MATERIAL FOR THIS TASK

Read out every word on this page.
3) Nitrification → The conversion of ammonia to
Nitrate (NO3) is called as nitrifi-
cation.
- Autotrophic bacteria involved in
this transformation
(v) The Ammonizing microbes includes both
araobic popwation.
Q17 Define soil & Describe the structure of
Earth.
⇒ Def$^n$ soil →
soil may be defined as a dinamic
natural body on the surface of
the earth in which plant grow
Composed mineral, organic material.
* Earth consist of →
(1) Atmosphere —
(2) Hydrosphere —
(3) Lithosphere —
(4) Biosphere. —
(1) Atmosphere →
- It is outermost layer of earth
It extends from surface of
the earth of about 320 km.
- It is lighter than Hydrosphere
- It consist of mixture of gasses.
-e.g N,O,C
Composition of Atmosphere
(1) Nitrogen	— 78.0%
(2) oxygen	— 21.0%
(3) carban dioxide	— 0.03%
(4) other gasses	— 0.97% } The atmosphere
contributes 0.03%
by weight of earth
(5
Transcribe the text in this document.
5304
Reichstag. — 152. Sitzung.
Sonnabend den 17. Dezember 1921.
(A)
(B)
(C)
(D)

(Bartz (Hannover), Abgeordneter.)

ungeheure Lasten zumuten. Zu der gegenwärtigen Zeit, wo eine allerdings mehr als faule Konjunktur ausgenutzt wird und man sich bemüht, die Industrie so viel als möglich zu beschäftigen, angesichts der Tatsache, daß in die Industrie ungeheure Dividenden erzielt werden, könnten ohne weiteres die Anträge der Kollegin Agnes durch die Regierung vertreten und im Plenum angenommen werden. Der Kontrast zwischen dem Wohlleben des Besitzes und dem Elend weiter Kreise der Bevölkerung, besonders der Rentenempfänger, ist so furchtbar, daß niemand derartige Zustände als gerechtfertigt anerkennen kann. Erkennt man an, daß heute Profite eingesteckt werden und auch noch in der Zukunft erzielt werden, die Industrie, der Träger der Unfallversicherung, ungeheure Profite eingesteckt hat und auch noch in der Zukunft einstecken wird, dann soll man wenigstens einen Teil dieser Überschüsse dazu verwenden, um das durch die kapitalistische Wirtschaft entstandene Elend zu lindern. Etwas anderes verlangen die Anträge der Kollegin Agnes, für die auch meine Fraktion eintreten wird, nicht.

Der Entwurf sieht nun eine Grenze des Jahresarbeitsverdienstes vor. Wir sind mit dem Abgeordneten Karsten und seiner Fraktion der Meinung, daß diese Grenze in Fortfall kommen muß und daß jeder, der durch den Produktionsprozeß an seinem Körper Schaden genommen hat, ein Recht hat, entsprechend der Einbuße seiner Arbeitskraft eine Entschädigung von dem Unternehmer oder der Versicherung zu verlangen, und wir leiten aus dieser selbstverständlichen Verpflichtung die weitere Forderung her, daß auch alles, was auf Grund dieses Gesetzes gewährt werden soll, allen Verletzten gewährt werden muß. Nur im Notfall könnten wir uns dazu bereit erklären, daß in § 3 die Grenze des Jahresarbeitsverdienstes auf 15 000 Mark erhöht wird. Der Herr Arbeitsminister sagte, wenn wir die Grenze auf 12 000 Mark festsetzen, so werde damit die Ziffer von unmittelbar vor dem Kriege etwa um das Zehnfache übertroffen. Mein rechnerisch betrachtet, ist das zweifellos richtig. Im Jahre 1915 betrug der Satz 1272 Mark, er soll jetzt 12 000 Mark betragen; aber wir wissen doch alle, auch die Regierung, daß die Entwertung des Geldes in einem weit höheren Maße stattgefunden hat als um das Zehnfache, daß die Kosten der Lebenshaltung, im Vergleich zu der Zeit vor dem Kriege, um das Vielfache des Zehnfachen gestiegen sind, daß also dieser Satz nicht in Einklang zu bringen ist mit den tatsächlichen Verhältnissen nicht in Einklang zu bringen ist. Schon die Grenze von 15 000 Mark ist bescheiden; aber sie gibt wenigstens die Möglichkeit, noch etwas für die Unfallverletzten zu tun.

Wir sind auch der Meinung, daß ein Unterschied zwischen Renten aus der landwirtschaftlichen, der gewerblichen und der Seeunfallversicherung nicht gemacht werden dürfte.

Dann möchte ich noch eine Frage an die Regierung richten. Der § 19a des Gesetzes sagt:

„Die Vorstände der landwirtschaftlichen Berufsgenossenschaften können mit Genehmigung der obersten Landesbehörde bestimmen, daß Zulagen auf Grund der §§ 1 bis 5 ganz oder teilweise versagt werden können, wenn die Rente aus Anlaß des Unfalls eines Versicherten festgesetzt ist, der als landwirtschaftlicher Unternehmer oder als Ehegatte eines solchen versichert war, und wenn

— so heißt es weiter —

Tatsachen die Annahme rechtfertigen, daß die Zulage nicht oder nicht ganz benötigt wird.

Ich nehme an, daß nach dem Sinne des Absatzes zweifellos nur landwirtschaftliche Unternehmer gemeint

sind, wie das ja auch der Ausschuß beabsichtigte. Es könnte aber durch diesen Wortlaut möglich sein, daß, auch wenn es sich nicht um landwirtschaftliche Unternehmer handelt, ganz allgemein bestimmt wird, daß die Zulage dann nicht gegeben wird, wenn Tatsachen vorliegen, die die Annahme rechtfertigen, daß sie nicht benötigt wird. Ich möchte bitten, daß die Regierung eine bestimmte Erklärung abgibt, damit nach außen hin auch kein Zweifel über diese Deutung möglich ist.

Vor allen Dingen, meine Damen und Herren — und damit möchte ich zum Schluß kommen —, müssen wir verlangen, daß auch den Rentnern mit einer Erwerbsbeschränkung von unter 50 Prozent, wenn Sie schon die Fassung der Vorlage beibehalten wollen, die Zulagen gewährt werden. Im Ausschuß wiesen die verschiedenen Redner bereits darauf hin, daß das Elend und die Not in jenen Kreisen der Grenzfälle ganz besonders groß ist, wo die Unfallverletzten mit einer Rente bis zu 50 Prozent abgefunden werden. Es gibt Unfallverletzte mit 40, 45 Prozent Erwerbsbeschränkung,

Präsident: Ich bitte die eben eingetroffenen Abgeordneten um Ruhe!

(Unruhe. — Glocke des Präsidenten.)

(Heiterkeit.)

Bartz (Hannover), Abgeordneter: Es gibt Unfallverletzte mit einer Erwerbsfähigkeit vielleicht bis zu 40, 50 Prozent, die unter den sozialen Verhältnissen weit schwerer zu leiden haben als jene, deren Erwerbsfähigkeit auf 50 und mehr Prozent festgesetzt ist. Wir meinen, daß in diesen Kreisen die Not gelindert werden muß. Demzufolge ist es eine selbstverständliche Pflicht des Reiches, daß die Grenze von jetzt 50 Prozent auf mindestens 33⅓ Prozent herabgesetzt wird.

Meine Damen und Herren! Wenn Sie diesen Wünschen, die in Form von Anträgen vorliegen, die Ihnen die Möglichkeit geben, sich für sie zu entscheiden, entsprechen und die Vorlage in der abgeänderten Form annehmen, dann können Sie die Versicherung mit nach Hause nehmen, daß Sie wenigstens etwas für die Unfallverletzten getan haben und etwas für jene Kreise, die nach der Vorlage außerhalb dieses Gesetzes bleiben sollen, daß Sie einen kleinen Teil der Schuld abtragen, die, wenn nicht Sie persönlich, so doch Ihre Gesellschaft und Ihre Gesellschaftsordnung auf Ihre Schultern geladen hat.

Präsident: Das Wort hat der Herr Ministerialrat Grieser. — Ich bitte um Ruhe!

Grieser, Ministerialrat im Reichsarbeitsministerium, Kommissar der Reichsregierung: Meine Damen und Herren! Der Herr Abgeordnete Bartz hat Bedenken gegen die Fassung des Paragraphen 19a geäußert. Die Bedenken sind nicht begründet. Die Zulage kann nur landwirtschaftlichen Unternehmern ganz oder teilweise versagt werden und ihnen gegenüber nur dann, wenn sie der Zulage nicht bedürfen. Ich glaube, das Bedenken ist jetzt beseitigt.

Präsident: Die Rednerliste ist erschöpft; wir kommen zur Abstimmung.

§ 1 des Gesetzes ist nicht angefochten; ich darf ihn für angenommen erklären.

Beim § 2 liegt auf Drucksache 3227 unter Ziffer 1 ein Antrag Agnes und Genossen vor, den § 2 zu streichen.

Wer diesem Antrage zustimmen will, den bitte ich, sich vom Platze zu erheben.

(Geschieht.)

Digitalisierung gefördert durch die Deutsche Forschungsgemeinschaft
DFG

TASK REQUIREMENTS
Please go through the entries and show every line with the word "consist".

ANSWER TO THE EXERCISE
* Earth consist of →
- It consist of mixture of gasses.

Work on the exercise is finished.